■ **Problem to solve**
Read through the entries below and return each line with the word "Success".

--

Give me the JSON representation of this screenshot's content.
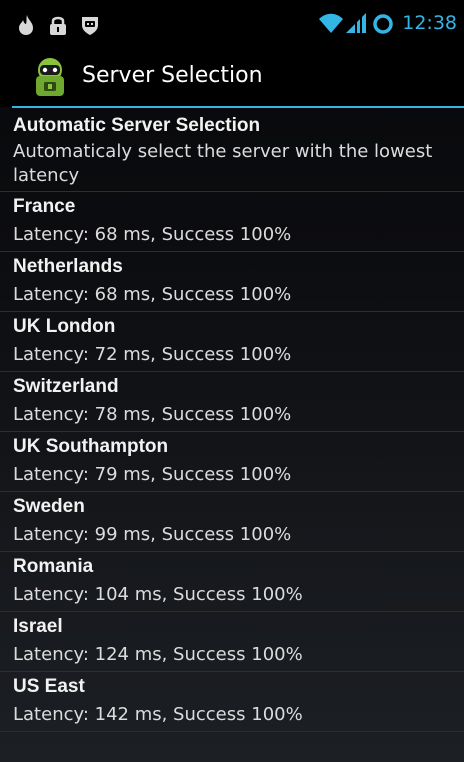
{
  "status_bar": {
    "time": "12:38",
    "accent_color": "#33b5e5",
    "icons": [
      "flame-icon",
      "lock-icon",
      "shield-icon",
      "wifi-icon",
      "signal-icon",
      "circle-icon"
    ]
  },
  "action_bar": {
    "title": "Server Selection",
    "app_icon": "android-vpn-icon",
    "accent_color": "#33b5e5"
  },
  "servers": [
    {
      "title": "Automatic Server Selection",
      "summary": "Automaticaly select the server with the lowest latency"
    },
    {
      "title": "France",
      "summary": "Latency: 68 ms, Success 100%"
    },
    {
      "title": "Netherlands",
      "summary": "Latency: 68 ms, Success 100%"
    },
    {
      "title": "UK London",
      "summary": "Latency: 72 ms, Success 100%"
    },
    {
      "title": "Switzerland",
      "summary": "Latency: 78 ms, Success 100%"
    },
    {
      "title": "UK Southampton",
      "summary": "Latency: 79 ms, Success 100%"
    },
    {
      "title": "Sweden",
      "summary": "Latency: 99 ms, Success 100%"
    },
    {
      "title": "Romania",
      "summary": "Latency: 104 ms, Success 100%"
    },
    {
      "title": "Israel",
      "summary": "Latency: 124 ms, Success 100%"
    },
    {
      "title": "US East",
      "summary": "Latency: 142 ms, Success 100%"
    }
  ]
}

--

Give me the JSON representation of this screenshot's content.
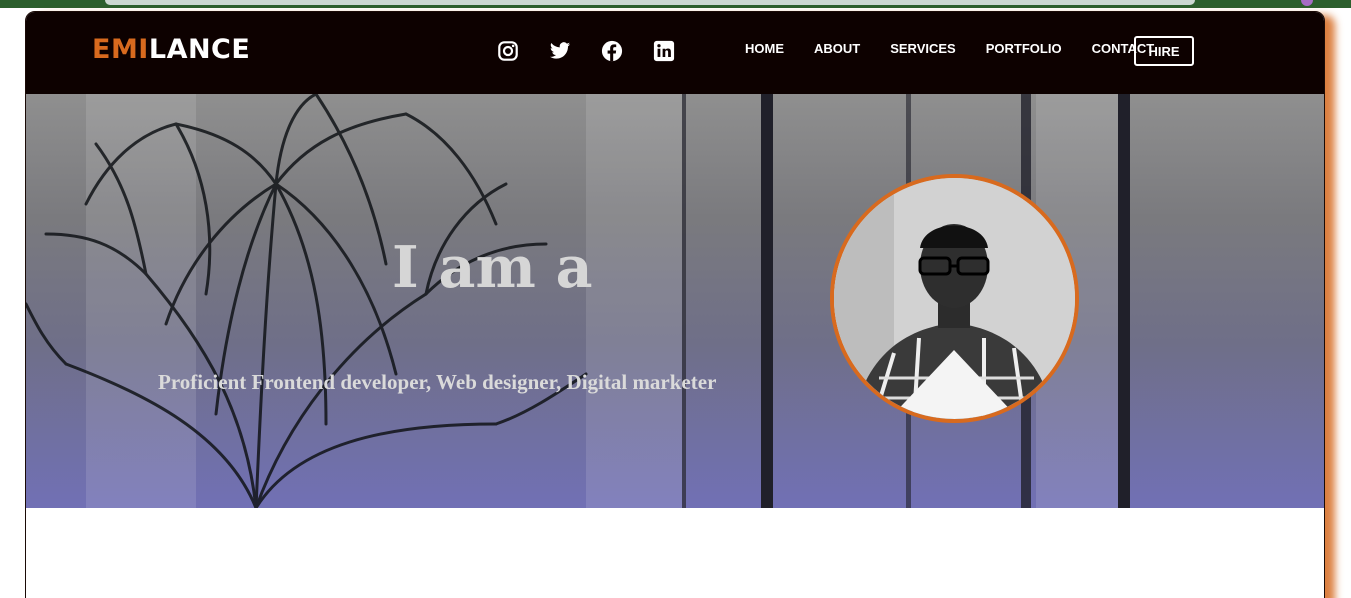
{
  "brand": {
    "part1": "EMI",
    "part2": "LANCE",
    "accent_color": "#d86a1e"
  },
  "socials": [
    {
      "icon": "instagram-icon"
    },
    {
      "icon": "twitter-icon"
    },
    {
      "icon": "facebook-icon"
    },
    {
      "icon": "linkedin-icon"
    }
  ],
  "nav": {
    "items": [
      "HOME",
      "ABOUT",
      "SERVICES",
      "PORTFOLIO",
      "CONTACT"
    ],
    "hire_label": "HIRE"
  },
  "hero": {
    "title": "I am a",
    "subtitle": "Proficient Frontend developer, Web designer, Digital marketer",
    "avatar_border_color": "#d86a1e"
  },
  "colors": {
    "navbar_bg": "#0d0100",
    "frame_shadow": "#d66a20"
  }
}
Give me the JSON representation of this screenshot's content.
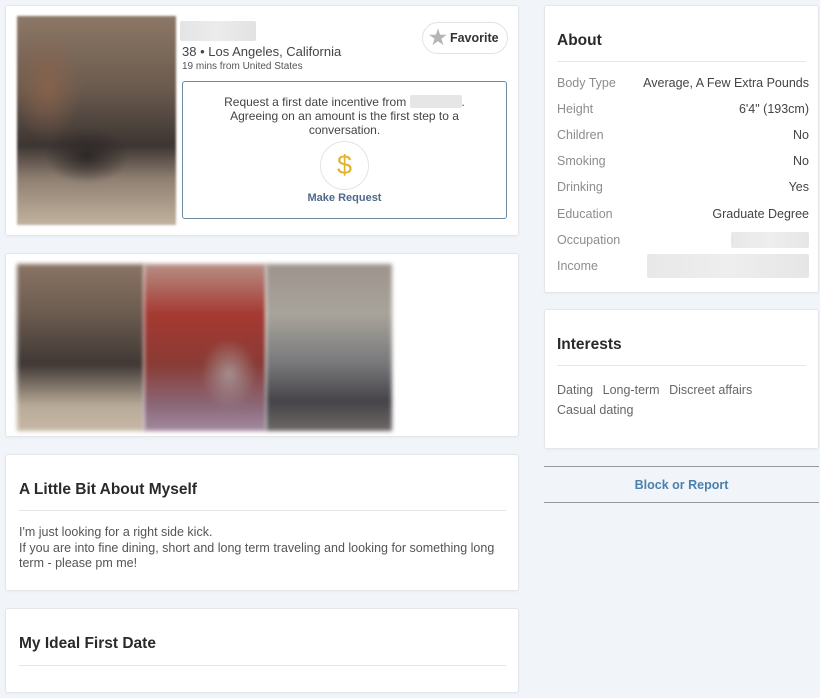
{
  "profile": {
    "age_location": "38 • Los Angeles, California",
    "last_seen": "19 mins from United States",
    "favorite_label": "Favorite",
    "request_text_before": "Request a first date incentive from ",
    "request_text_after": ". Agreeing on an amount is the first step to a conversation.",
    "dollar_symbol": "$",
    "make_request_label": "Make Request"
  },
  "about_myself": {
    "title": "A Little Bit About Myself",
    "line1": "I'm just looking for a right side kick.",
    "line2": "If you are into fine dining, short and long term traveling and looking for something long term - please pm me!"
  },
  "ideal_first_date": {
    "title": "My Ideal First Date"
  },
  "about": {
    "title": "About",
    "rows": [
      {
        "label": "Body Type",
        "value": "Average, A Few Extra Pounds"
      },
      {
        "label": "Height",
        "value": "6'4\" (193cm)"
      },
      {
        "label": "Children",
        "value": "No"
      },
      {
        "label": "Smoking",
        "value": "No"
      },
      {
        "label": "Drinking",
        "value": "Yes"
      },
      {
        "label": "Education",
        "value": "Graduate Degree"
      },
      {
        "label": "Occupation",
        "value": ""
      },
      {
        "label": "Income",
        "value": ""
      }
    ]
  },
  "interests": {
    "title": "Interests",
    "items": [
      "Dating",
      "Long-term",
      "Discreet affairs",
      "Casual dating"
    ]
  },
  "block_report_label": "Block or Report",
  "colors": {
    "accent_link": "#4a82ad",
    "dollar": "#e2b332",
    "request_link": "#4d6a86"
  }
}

--

■ **Task solution**
      "summary": "Latency: 68 ms, Success 100%"
      "summary": "Latency: 68 ms, Success 100%"
      "summary": "Latency: 72 ms, Success 100%"
      "summary": "Latency: 78 ms, Success 100%"
      "summary": "Latency: 79 ms, Success 100%"
      "summary": "Latency: 99 ms, Success 100%"
      "summary": "Latency: 104 ms, Success 100%"
      "summary": "Latency: 124 ms, Success 100%"
      "summary": "Latency: 142 ms, Success 100%"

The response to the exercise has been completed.